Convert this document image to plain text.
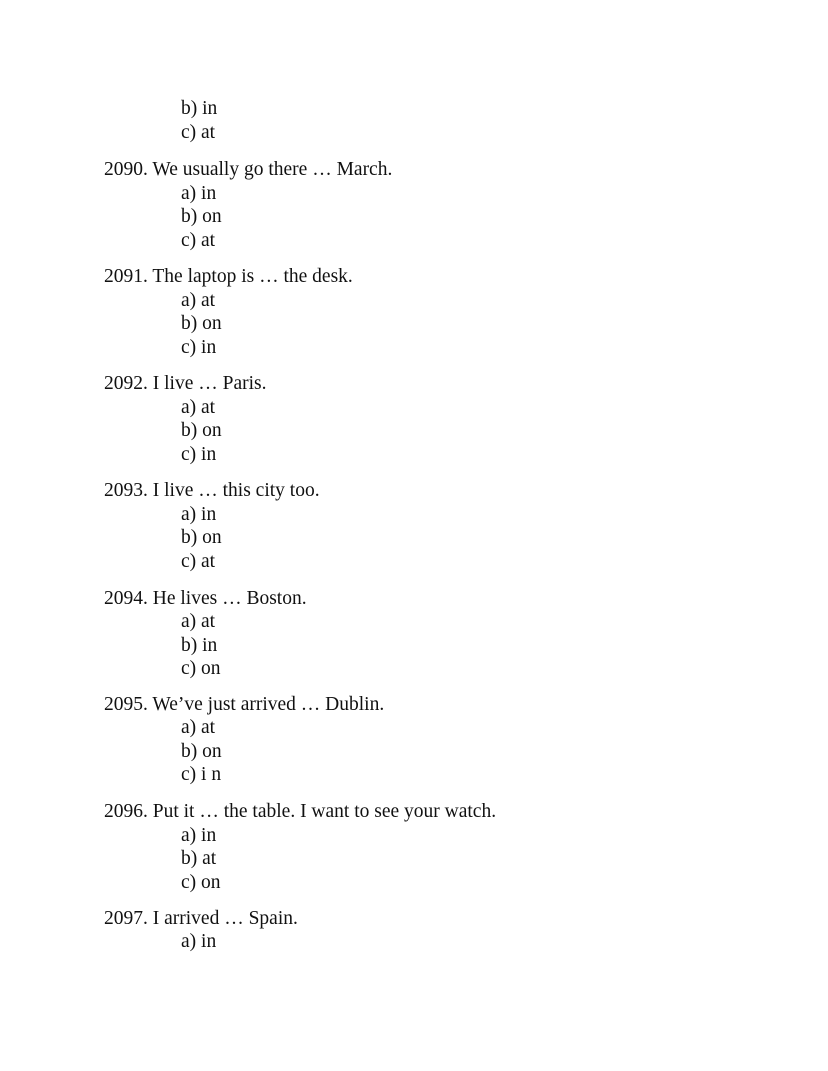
b) in
c) at
2090. We usually go there … March.
a) in
b) on
c) at
2091. The laptop is … the desk.
a) at
b) on
c) in
2092. I live … Paris.
a) at
b) on
c) in
2093. I live … this city too.
a) in
b) on
c) at
2094. He lives … Boston.
a) at
b) in
c) on
2095. We’ve just arrived … Dublin.
a) at
b) on
c) i n
2096. Put it … the table. I want to see your watch.
a) in
b) at
c) on
2097. I arrived … Spain.
a) in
______________________________
▸ WHAT IS ASKED: Restate the data above word for word. Do not include the images.

▸ RIGHT ANSWER:
Convert this document image to plain text.
b) in
c) at
2090. We usually go there … March.
a) in
b) on
c) at
2091. The laptop is … the desk.
a) at
b) on
c) in
2092. I live … Paris.
a) at
b) on
c) in
2093. I live … this city too.
a) in
b) on
c) at
2094. He lives … Boston.
a) at
b) in
c) on
2095. We’ve just arrived … Dublin.
a) at
b) on
c) i n
2096. Put it … the table. I want to see your watch.
a) in
b) at
c) on
2097. I arrived … Spain.
a) in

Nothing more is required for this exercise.